== DIRECTIVE ==
Pull every line holding the string "Beach" from the records below.

>> BEGIN

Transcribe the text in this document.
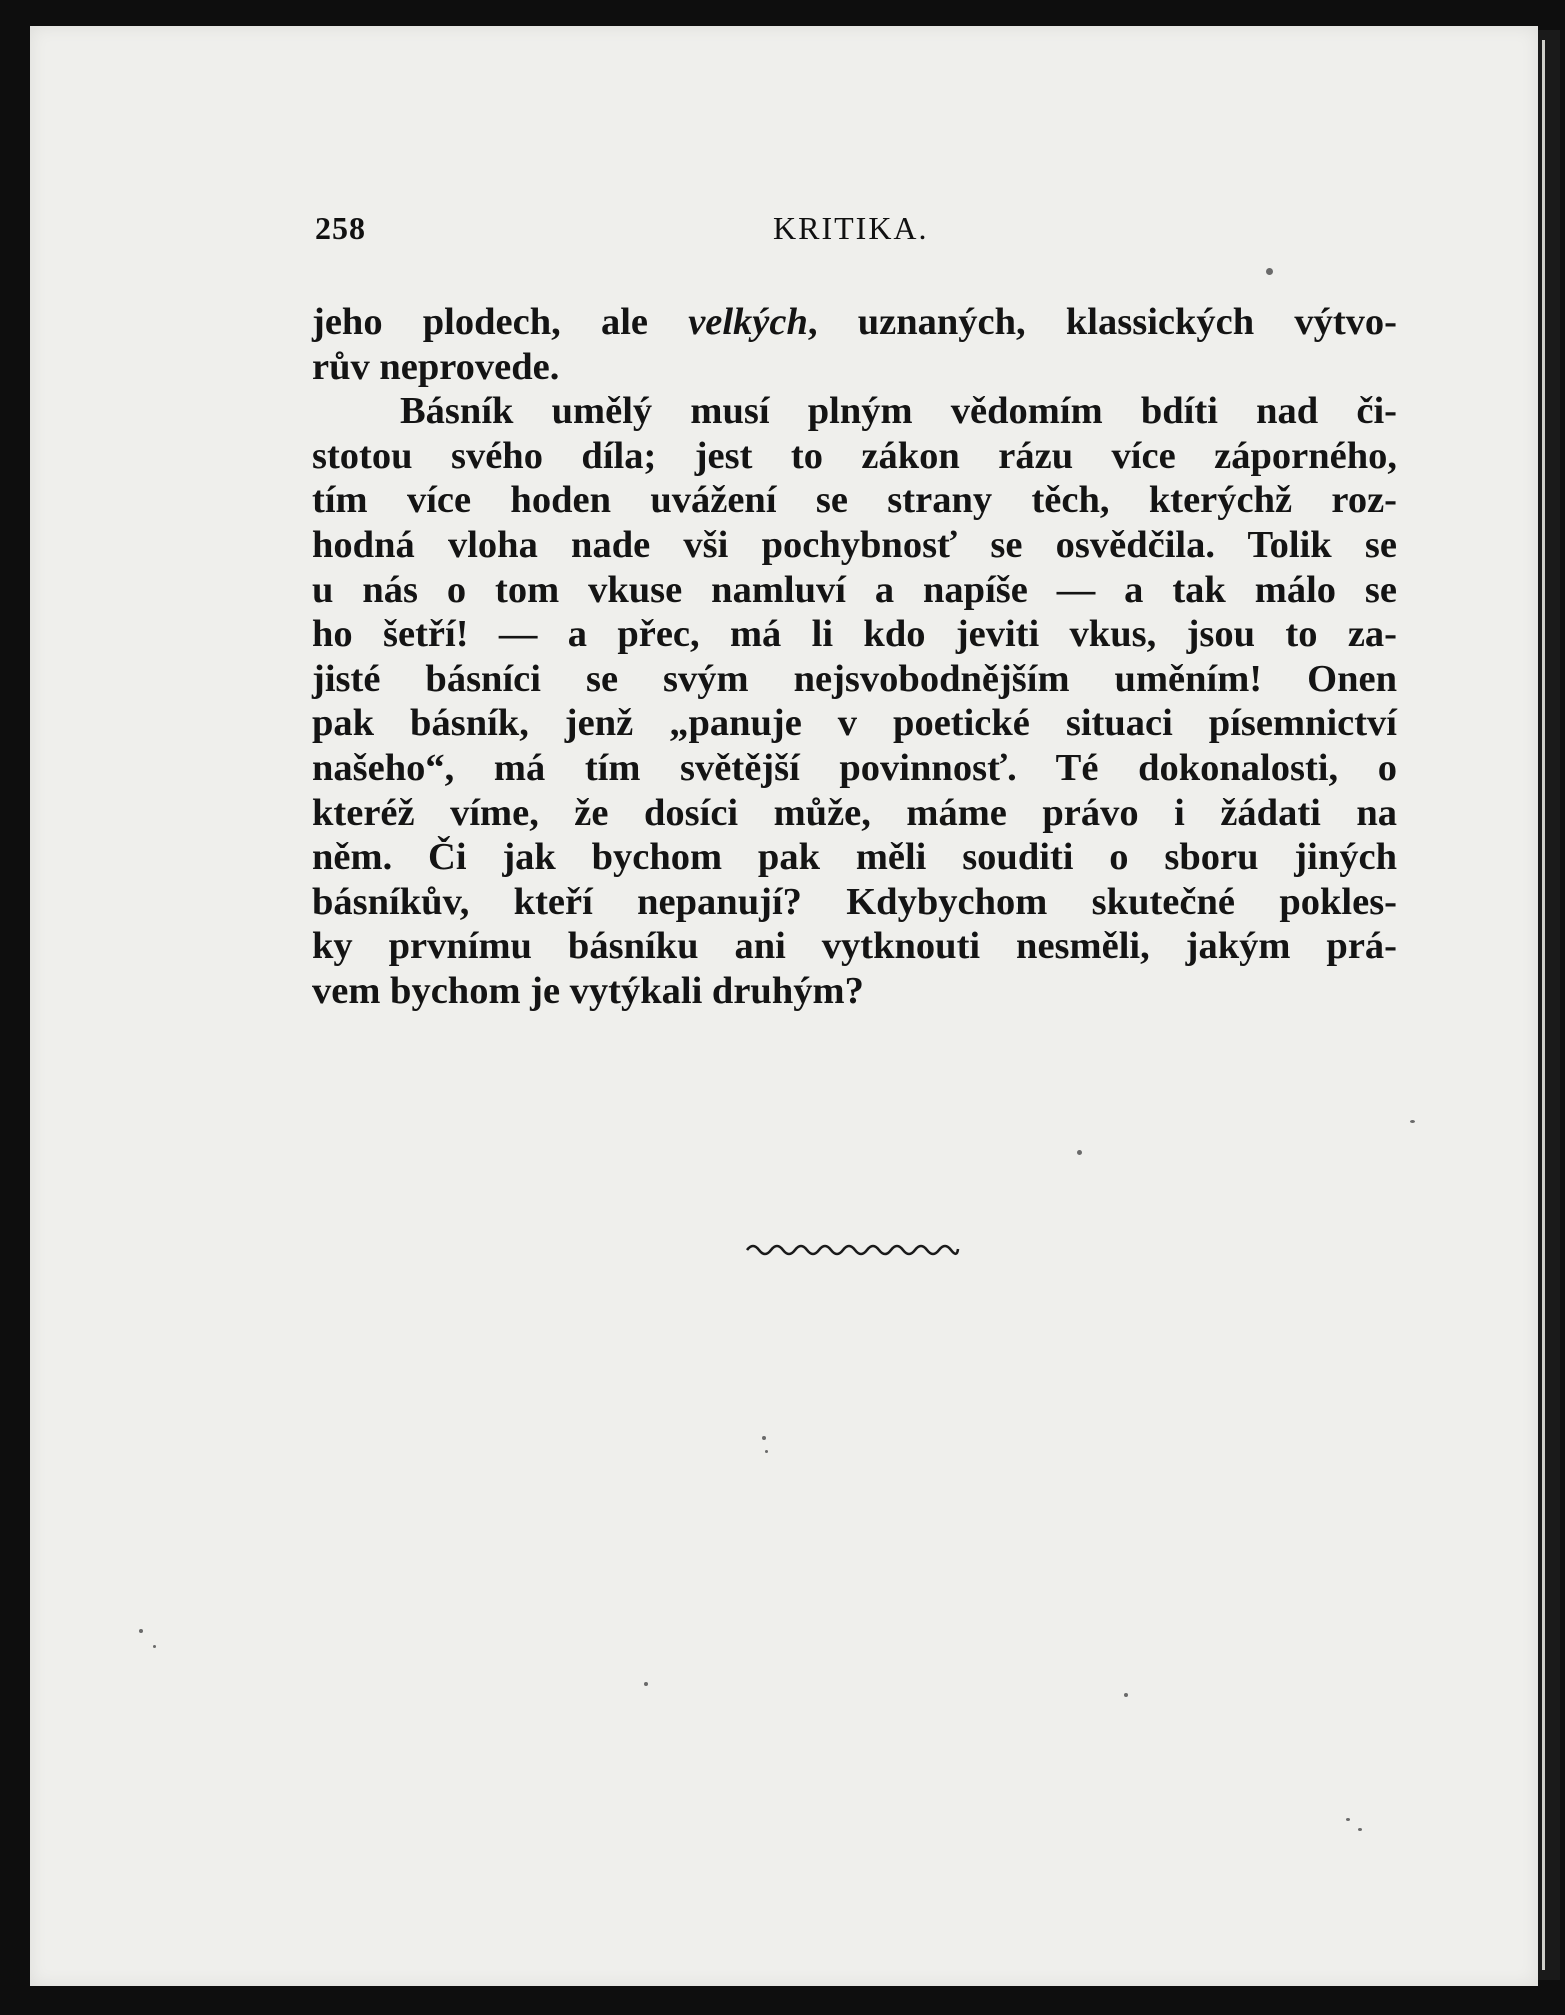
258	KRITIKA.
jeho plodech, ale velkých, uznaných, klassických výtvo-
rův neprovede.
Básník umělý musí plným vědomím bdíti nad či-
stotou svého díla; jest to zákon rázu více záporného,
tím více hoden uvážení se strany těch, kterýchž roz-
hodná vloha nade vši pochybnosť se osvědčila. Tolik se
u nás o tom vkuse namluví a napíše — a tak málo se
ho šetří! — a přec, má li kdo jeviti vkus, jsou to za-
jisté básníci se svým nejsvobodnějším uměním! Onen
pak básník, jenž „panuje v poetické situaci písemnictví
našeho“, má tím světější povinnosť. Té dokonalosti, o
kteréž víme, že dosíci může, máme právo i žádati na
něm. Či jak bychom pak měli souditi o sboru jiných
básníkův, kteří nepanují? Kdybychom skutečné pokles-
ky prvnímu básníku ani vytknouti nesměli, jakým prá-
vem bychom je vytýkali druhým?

>> END
>> BEGIN

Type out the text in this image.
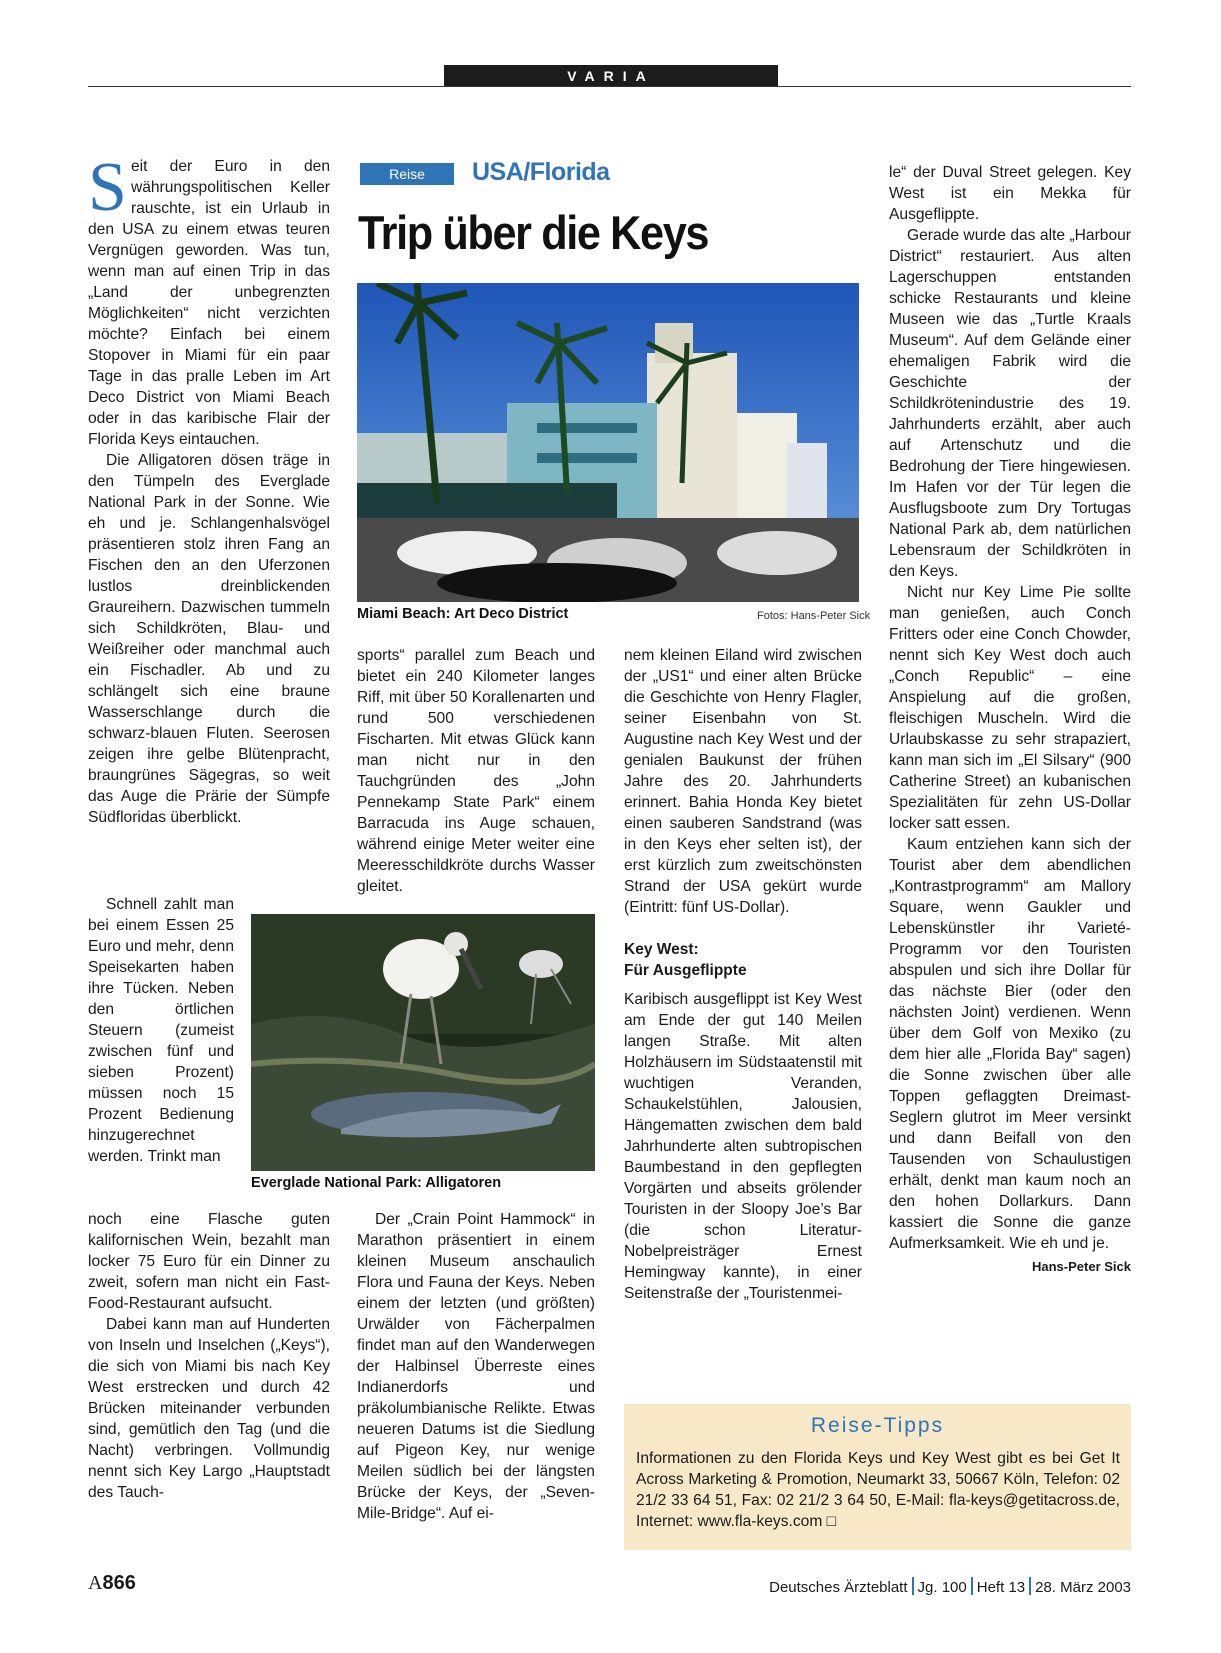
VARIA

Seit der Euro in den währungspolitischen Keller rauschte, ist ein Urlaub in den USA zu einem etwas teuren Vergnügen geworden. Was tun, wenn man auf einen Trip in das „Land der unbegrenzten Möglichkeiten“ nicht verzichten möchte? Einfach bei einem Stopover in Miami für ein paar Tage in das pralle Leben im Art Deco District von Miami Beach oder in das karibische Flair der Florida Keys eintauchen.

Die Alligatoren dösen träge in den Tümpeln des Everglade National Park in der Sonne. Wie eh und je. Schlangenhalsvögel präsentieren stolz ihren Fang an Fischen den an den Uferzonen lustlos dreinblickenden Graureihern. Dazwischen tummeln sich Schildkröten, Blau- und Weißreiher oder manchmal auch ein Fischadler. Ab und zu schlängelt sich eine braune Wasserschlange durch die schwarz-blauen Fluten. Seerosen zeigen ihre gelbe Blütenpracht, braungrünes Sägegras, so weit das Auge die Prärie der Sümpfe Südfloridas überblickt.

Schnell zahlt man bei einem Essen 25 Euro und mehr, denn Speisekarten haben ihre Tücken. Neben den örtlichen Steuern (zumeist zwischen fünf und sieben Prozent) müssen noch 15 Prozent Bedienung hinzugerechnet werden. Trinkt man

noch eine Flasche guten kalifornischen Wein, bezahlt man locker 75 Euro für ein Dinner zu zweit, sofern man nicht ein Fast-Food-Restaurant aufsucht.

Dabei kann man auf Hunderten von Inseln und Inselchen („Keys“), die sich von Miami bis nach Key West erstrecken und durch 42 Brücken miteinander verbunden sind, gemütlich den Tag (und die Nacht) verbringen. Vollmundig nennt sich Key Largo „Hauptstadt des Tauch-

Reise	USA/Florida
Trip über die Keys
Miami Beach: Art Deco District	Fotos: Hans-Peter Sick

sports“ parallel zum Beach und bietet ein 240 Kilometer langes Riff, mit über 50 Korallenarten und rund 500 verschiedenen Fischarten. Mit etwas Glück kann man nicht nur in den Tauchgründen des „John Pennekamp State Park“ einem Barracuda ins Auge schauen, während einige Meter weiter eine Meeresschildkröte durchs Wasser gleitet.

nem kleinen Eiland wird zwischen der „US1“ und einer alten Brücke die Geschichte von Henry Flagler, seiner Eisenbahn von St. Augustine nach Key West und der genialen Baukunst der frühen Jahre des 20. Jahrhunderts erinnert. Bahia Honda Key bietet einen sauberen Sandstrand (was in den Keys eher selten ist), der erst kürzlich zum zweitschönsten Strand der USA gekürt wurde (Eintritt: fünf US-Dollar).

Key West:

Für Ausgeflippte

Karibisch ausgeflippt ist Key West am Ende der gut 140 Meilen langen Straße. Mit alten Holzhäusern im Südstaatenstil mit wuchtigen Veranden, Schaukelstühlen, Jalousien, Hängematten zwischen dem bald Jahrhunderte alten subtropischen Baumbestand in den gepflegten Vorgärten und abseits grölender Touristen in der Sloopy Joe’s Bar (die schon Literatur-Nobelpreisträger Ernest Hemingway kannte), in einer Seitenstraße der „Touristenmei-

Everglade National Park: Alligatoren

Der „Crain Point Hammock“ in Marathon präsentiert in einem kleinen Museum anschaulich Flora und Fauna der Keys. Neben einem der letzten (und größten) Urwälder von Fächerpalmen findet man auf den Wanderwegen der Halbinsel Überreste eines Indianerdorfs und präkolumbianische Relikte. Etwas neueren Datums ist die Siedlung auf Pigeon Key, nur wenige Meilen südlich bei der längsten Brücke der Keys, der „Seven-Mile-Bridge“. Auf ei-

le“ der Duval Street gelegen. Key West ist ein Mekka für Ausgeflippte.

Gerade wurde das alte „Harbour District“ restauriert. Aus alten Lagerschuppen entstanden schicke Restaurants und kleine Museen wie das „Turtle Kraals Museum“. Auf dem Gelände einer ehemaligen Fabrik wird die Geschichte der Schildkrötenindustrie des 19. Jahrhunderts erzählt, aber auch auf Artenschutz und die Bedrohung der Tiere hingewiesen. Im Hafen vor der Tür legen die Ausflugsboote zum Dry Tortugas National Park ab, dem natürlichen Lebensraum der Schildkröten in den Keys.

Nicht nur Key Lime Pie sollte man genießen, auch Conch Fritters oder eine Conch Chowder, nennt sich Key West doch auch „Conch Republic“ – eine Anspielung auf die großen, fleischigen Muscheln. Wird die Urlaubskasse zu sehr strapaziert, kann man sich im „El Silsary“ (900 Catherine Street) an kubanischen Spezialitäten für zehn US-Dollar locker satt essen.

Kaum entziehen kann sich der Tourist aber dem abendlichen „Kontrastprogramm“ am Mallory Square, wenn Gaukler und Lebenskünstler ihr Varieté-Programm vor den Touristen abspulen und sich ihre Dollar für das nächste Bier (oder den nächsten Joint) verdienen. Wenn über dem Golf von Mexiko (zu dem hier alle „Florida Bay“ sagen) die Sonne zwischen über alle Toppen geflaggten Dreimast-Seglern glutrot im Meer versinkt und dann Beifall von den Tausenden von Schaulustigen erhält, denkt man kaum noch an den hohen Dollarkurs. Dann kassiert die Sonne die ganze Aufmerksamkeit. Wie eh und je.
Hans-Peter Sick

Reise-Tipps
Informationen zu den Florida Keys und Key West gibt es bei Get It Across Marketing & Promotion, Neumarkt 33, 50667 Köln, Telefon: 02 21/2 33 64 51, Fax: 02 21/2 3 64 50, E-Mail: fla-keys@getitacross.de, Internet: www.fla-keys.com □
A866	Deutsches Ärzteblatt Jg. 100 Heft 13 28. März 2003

>> END

== REPLY TO THE TASK ==
Seit der Euro in den währungspolitischen Keller rauschte, ist ein Urlaub in den USA zu einem etwas teuren Vergnügen geworden. Was tun, wenn man auf einen Trip in das „Land der unbegrenzten Möglichkeiten“ nicht verzichten möchte? Einfach bei einem Stopover in Miami für ein paar Tage in das pralle Leben im Art Deco District von Miami Beach oder in das karibische Flair der Florida Keys eintauchen.
Miami Beach: Art Deco District	Fotos: Hans-Peter Sick
sports“ parallel zum Beach und bietet ein 240 Kilometer langes Riff, mit über 50 Korallenarten und rund 500 verschiedenen Fischarten. Mit etwas Glück kann man nicht nur in den Tauchgründen des „John Pennekamp State Park“ einem Barracuda ins Auge schauen, während einige Meter weiter eine Meeresschildkröte durchs Wasser gleitet.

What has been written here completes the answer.